[Stored dataset items]

-----

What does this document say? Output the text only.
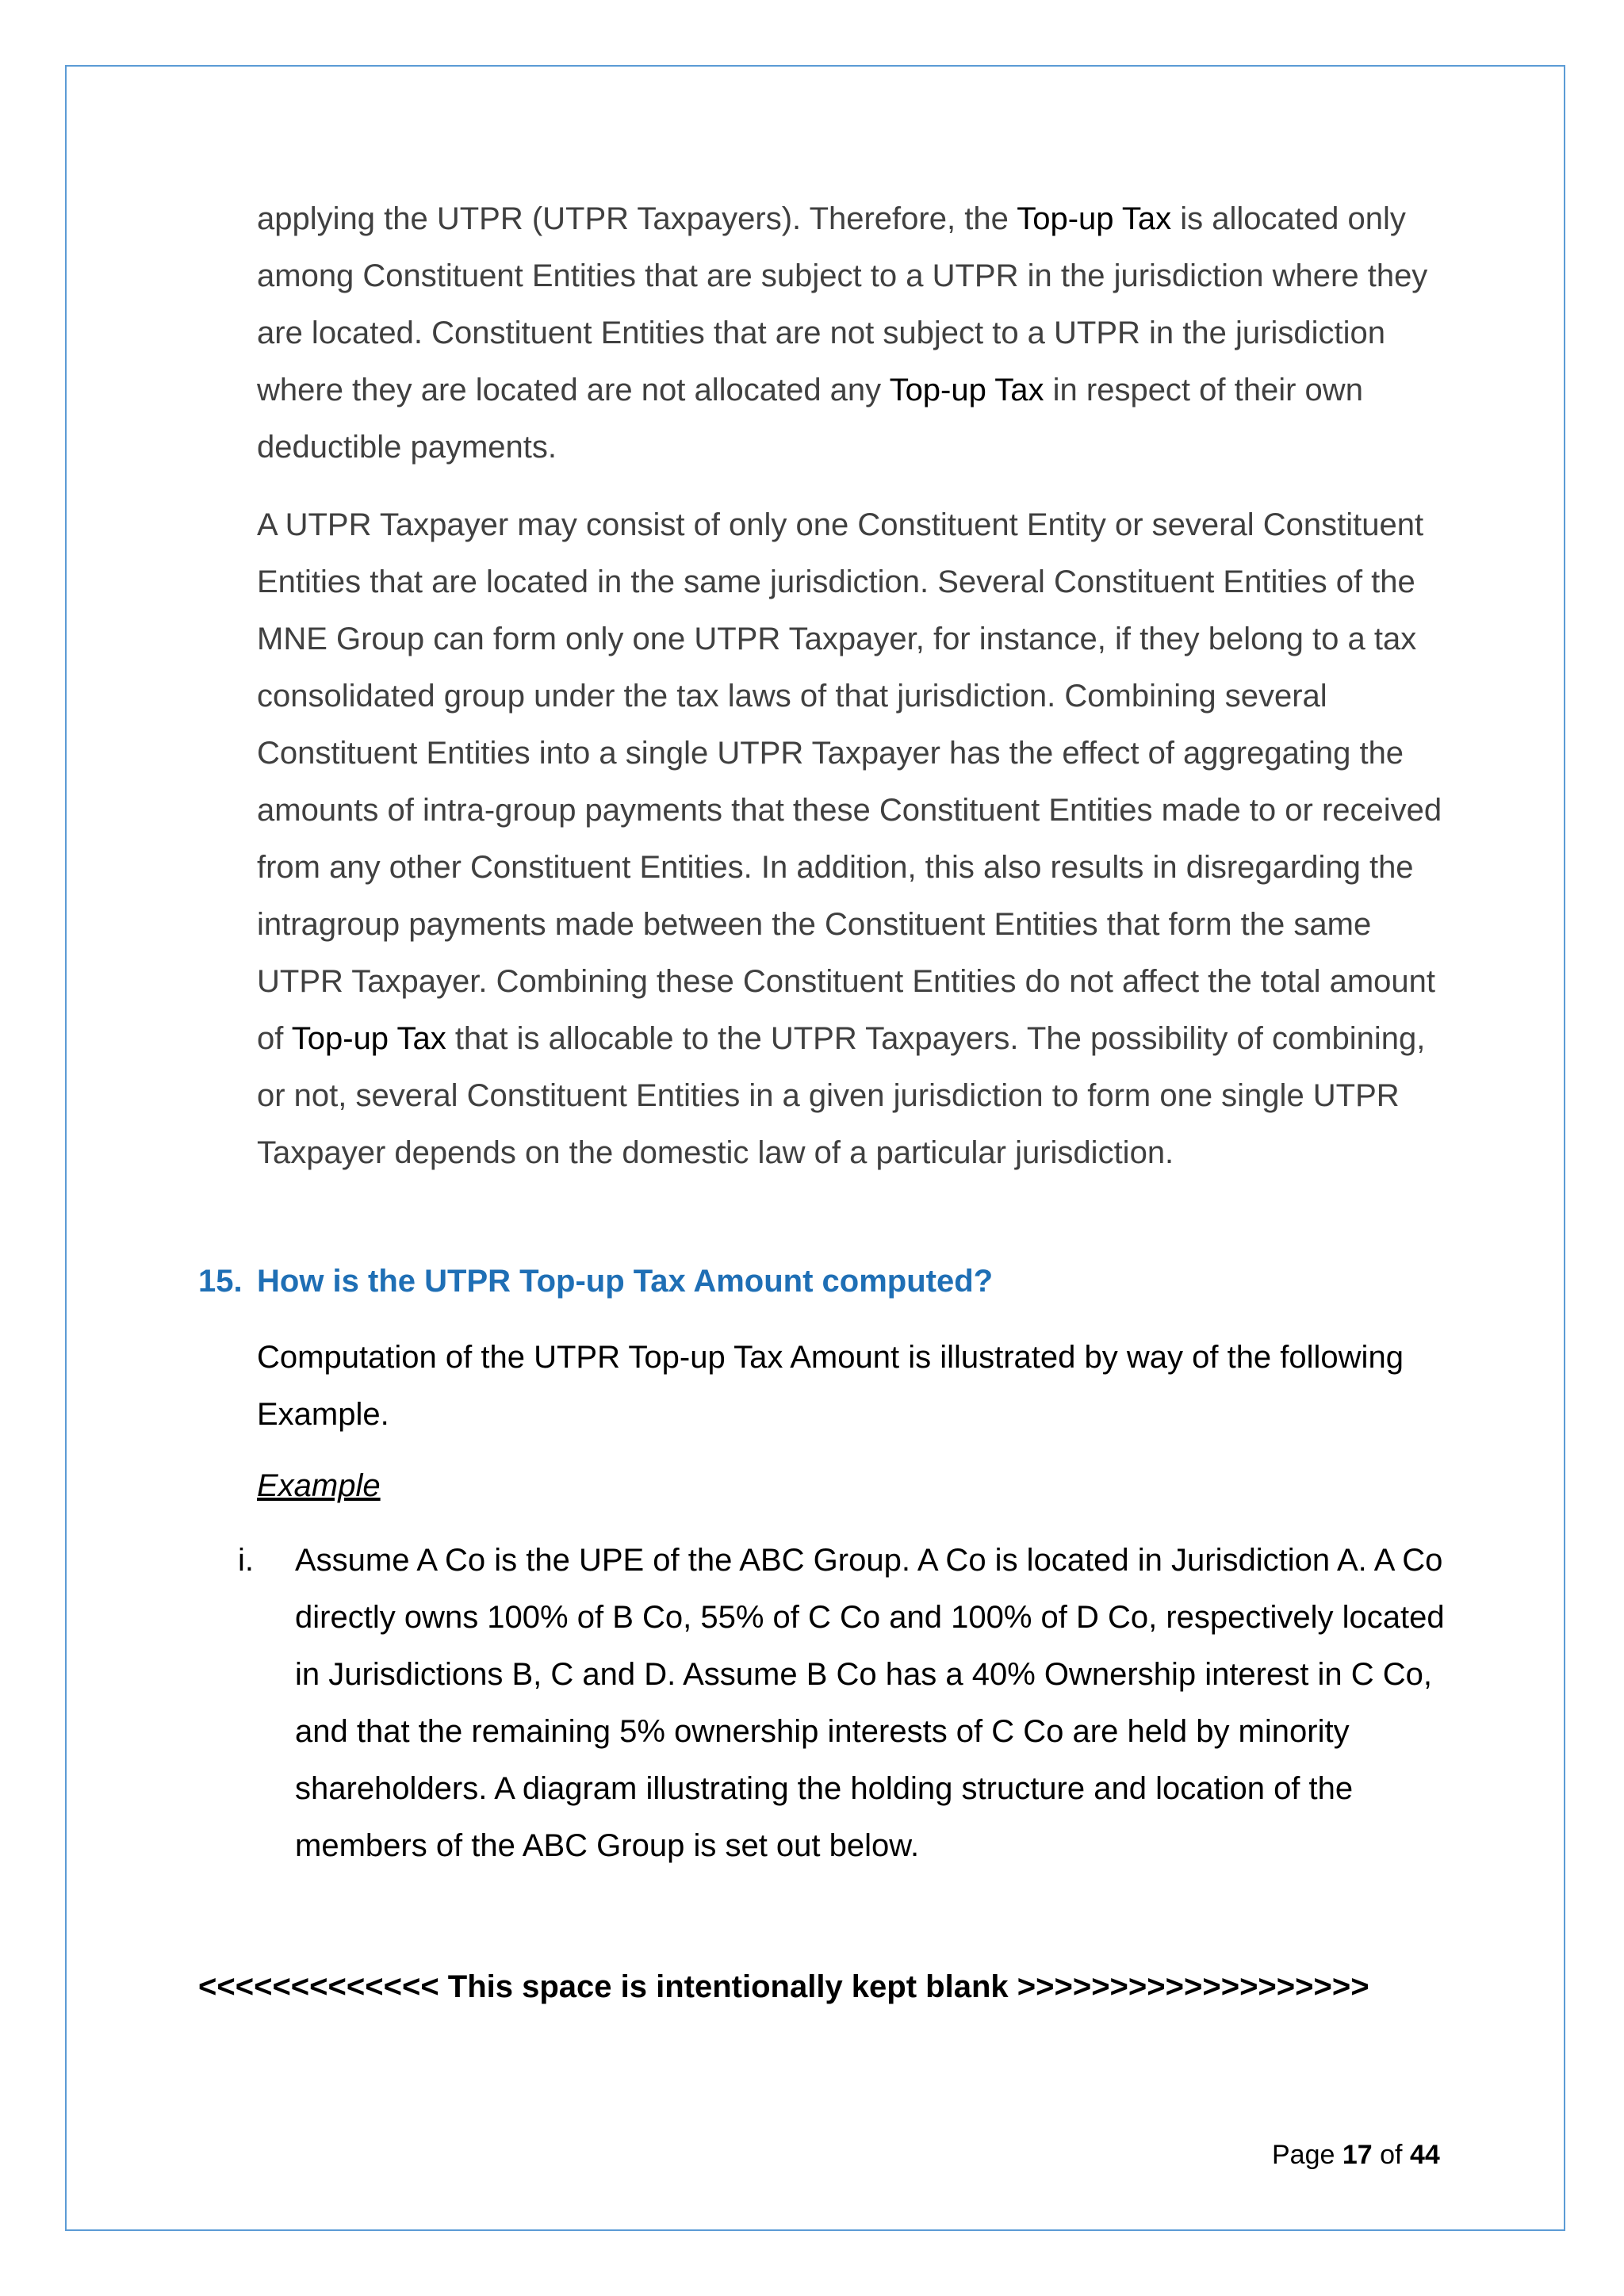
applying the UTPR (UTPR Taxpayers). Therefore, the Top-up Tax is allocated only among Constituent Entities that are subject to a UTPR in the jurisdiction where they are located. Constituent Entities that are not subject to a UTPR in the jurisdiction where they are located are not allocated any Top-up Tax in respect of their own deductible payments.

A UTPR Taxpayer may consist of only one Constituent Entity or several Constituent Entities that are located in the same jurisdiction. Several Constituent Entities of the MNE Group can form only one UTPR Taxpayer, for instance, if they belong to a tax consolidated group under the tax laws of that jurisdiction. Combining several Constituent Entities into a single UTPR Taxpayer has the effect of aggregating the amounts of intra-group payments that these Constituent Entities made to or received from any other Constituent Entities. In addition, this also results in disregarding the intragroup payments made between the Constituent Entities that form the same UTPR Taxpayer. Combining these Constituent Entities do not affect the total amount of Top-up Tax that is allocable to the UTPR Taxpayers. The possibility of combining, or not, several Constituent Entities in a given jurisdiction to form one single UTPR Taxpayer depends on the domestic law of a particular jurisdiction.

15. How is the UTPR Top-up Tax Amount computed?

Computation of the UTPR Top-up Tax Amount is illustrated by way of the following Example.

Example
i. Assume A Co is the UPE of the ABC Group. A Co is located in Jurisdiction A. A Co directly owns 100% of B Co, 55% of C Co and 100% of D Co, respectively located in Jurisdictions B, C and D. Assume B Co has a 40% Ownership interest in C Co, and that the remaining 5% ownership interests of C Co are held by minority shareholders. A diagram illustrating the holding structure and location of the members of the ABC Group is set out below.

<<<<<<<<<<<<< This space is intentionally kept blank >>>>>>>>>>>>>>>>>>>
Page 17 of 44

-----

Task to complete: Which lines in the listing above hold the word "Taxpayers"? Show each of them.

Response:
applying the UTPR (UTPR Taxpayers). Therefore, the Top-up Tax is allocated only among Constituent Entities that are subject to a UTPR in the jurisdiction where they are located. Constituent Entities that are not subject to a UTPR in the jurisdiction where they are located are not allocated any Top-up Tax in respect of their own deductible payments.
A UTPR Taxpayer may consist of only one Constituent Entity or several Constituent Entities that are located in the same jurisdiction. Several Constituent Entities of the MNE Group can form only one UTPR Taxpayer, for instance, if they belong to a tax consolidated group under the tax laws of that jurisdiction. Combining several Constituent Entities into a single UTPR Taxpayer has the effect of aggregating the amounts of intra-group payments that these Constituent Entities made to or received from any other Constituent Entities. In addition, this also results in disregarding the intragroup payments made between the Constituent Entities that form the same UTPR Taxpayer. Combining these Constituent Entities do not affect the total amount of Top-up Tax that is allocable to the UTPR Taxpayers. The possibility of combining, or not, several Constituent Entities in a given jurisdiction to form one single UTPR Taxpayer depends on the domestic law of a particular jurisdiction.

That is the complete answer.